**What you should do**:
Copy each line below in which the word "Bolster" occurs.

**Stored items**:
-- start --

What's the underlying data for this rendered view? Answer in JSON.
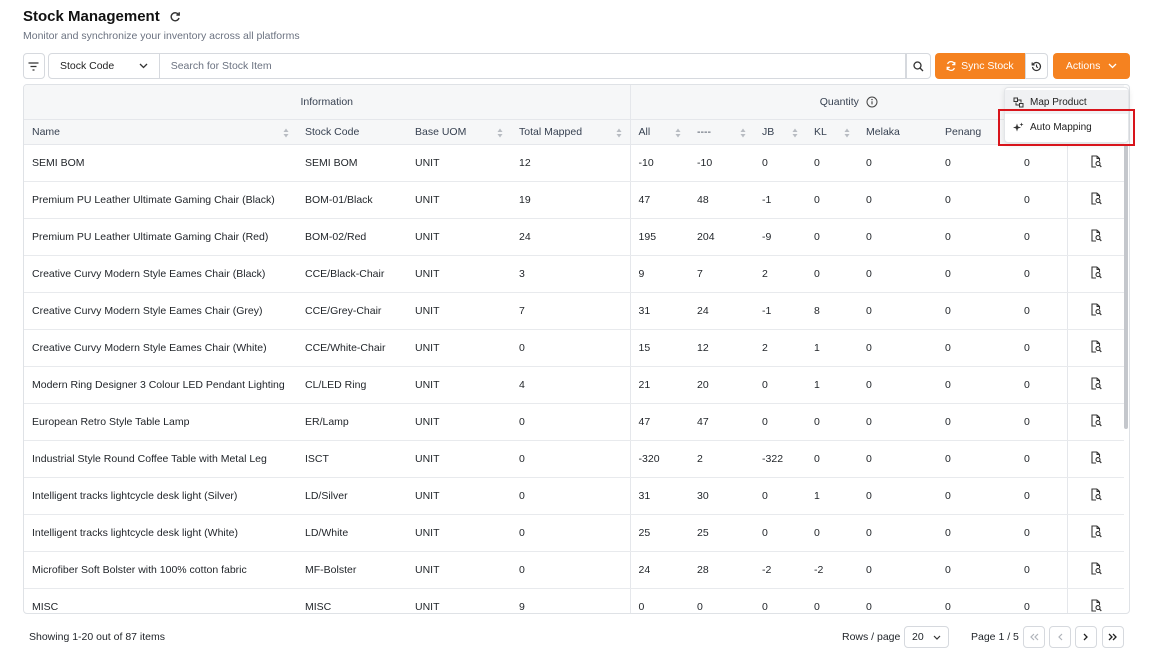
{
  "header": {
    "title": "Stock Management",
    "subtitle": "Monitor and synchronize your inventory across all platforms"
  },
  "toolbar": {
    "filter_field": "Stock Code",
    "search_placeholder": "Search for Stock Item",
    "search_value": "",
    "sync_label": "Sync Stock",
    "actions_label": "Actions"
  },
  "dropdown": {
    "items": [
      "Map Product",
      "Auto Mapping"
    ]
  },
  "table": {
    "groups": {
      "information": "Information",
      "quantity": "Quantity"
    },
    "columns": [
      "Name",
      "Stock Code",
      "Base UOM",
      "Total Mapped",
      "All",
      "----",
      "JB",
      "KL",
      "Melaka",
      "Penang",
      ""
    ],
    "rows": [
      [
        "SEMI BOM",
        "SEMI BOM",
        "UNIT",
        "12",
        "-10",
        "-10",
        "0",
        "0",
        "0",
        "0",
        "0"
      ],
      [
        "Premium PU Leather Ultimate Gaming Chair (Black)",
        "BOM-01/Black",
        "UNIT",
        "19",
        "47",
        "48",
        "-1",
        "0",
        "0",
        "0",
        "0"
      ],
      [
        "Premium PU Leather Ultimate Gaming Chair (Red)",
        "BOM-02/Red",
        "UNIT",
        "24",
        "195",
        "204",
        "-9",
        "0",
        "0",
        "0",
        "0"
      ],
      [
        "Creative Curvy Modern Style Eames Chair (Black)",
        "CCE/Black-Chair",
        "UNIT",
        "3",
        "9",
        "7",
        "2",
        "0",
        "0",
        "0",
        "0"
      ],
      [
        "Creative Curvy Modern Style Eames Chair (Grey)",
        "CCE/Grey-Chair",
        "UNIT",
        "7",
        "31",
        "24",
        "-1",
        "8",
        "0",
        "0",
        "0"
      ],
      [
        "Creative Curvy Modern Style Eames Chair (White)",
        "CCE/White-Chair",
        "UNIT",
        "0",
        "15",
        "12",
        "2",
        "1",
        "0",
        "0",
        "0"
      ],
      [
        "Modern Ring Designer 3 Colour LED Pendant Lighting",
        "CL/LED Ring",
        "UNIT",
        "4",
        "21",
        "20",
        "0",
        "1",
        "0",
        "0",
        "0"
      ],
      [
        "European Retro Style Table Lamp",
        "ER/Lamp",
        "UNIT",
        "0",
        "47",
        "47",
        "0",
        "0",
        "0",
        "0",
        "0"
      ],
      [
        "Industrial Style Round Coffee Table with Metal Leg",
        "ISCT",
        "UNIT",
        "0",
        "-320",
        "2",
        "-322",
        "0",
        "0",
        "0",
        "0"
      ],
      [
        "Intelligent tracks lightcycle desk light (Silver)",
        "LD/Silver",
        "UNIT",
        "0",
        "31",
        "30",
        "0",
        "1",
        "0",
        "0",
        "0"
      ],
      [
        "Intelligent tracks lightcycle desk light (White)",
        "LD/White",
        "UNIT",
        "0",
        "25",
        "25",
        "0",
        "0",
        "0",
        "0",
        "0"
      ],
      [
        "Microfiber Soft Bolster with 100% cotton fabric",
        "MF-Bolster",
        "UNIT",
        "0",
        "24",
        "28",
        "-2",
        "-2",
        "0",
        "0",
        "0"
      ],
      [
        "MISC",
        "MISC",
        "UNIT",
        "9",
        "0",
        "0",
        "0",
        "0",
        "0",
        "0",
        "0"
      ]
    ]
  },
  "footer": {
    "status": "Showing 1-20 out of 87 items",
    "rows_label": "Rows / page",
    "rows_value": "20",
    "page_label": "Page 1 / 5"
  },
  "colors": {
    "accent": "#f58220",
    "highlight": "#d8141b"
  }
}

-- end --
-- start --

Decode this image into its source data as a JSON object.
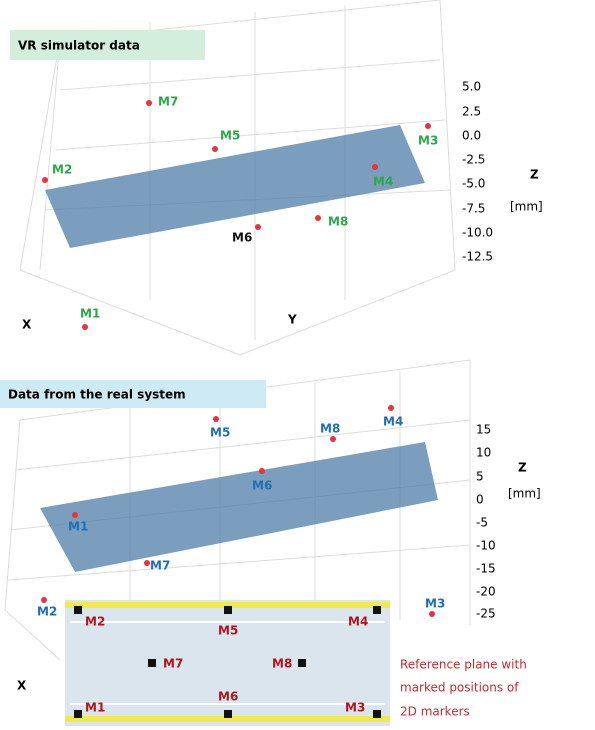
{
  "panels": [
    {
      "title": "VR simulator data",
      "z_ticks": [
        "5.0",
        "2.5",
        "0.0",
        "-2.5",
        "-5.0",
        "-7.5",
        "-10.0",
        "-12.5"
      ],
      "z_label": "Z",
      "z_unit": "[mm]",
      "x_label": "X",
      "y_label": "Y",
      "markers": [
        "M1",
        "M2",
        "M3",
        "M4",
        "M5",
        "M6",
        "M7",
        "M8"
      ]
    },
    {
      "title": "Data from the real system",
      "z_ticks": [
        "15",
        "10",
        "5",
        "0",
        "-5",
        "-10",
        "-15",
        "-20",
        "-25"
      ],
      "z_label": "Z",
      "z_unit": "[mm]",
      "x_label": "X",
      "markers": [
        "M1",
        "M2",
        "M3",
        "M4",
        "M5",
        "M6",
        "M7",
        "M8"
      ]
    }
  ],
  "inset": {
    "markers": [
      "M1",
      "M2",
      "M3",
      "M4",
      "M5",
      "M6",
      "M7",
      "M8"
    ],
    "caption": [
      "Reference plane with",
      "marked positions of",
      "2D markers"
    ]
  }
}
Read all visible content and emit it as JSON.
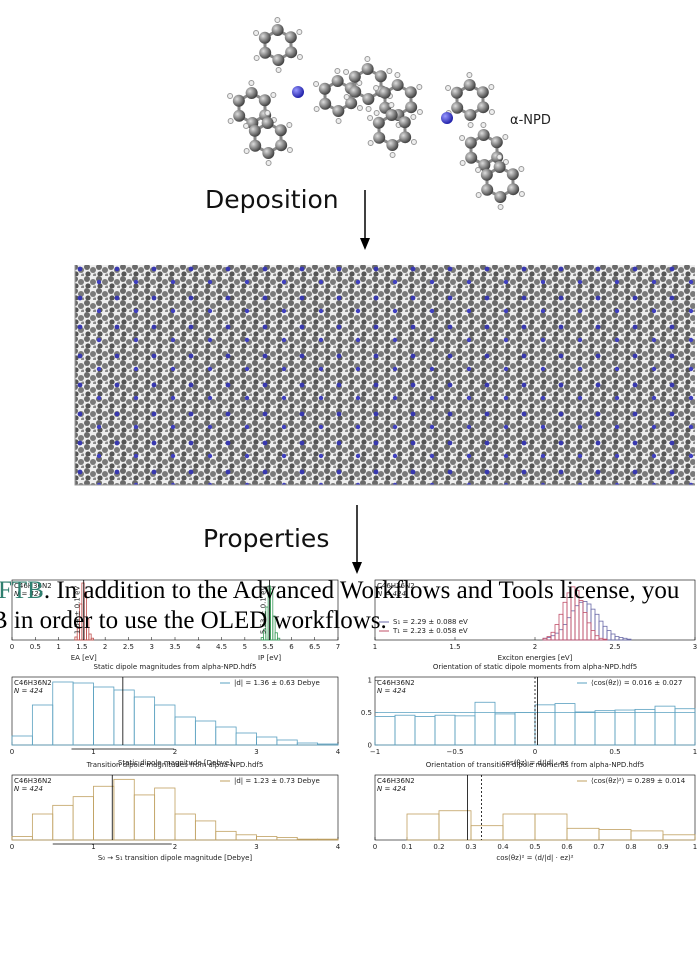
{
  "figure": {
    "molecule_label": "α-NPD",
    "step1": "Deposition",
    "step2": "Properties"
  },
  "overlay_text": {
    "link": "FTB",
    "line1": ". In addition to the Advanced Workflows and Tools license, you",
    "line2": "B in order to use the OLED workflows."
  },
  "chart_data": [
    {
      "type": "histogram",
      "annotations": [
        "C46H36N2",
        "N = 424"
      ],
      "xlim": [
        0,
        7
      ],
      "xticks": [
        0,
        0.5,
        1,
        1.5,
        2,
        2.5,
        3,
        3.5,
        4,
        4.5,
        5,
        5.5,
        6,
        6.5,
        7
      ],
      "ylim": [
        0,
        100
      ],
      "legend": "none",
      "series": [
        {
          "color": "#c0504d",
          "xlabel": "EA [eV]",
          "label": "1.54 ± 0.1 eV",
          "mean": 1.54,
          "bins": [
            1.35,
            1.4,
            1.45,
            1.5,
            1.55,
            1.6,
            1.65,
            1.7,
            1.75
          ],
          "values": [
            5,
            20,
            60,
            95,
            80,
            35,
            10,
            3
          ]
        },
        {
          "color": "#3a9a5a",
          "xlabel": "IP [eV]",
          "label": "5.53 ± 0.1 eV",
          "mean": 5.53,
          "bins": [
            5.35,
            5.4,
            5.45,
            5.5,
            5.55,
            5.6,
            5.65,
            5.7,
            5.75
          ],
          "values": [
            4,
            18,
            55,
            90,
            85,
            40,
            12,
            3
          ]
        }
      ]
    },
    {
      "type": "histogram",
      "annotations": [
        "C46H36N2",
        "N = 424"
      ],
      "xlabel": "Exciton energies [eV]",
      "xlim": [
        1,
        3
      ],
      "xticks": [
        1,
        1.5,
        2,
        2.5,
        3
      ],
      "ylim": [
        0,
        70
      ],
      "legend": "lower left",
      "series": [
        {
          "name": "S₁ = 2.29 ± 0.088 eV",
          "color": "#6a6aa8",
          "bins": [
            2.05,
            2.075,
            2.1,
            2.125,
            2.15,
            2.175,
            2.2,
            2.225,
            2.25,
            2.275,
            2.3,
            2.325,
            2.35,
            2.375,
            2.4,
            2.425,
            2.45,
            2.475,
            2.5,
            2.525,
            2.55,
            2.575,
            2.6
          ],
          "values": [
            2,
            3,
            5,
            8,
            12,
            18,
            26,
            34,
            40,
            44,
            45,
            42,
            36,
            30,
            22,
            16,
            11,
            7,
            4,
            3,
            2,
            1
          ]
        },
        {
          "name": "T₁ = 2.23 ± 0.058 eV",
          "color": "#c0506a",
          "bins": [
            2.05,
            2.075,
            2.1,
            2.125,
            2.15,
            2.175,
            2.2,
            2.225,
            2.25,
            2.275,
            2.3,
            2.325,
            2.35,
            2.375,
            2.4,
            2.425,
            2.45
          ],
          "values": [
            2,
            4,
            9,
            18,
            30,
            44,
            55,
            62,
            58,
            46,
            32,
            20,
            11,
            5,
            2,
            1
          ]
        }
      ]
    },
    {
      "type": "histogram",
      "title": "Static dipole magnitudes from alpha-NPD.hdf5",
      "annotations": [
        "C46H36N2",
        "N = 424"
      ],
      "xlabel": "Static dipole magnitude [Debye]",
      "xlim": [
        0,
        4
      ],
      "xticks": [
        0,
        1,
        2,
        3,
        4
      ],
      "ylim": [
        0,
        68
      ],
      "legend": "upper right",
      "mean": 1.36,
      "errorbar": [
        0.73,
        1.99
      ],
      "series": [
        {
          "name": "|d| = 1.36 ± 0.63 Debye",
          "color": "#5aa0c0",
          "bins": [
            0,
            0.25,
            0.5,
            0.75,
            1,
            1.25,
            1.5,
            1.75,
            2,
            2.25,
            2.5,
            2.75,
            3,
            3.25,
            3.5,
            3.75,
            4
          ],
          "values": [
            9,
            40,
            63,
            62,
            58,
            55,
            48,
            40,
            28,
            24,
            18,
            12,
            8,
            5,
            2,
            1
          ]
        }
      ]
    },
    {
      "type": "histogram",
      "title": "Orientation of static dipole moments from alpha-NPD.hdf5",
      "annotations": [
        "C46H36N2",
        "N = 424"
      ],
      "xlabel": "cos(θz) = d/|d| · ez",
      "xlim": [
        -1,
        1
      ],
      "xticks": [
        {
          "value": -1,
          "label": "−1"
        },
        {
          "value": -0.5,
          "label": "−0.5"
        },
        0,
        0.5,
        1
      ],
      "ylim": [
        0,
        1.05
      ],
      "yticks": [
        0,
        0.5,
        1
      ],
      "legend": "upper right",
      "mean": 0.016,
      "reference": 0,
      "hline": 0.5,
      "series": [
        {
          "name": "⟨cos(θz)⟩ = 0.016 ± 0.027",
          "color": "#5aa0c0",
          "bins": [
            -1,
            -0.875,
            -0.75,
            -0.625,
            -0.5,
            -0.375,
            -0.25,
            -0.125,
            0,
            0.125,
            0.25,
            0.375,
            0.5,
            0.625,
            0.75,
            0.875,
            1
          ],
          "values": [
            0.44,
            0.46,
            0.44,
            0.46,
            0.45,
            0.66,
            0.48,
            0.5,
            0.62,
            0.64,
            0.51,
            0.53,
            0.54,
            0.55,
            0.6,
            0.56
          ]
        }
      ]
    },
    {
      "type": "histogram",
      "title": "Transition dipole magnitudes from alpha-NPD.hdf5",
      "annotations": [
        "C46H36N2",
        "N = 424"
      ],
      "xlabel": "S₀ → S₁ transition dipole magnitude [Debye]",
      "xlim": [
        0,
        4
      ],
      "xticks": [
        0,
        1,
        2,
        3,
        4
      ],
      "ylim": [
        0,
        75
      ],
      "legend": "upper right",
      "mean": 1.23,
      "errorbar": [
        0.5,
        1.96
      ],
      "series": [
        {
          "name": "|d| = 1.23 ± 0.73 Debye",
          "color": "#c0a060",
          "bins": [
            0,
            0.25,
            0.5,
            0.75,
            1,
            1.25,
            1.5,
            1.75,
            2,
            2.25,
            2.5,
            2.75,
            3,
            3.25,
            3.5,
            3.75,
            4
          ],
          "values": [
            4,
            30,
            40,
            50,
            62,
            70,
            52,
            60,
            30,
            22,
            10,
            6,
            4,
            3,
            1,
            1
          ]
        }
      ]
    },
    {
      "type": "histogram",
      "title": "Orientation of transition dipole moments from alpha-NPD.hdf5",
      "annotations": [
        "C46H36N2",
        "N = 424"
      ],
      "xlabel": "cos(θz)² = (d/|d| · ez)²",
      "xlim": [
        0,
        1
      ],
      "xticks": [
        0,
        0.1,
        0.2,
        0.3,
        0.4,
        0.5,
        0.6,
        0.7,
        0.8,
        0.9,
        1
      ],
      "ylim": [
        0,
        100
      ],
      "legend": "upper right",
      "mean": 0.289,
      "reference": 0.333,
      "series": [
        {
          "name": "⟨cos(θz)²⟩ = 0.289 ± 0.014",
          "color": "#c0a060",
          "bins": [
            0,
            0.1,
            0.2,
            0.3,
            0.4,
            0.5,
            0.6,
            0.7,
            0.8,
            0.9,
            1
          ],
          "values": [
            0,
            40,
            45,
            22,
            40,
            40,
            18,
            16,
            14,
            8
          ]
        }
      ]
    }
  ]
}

-- end --

**Solution to the exercise**:
        "Microfiber Soft Bolster with 100% cotton fabric",
        "MF-Bolster",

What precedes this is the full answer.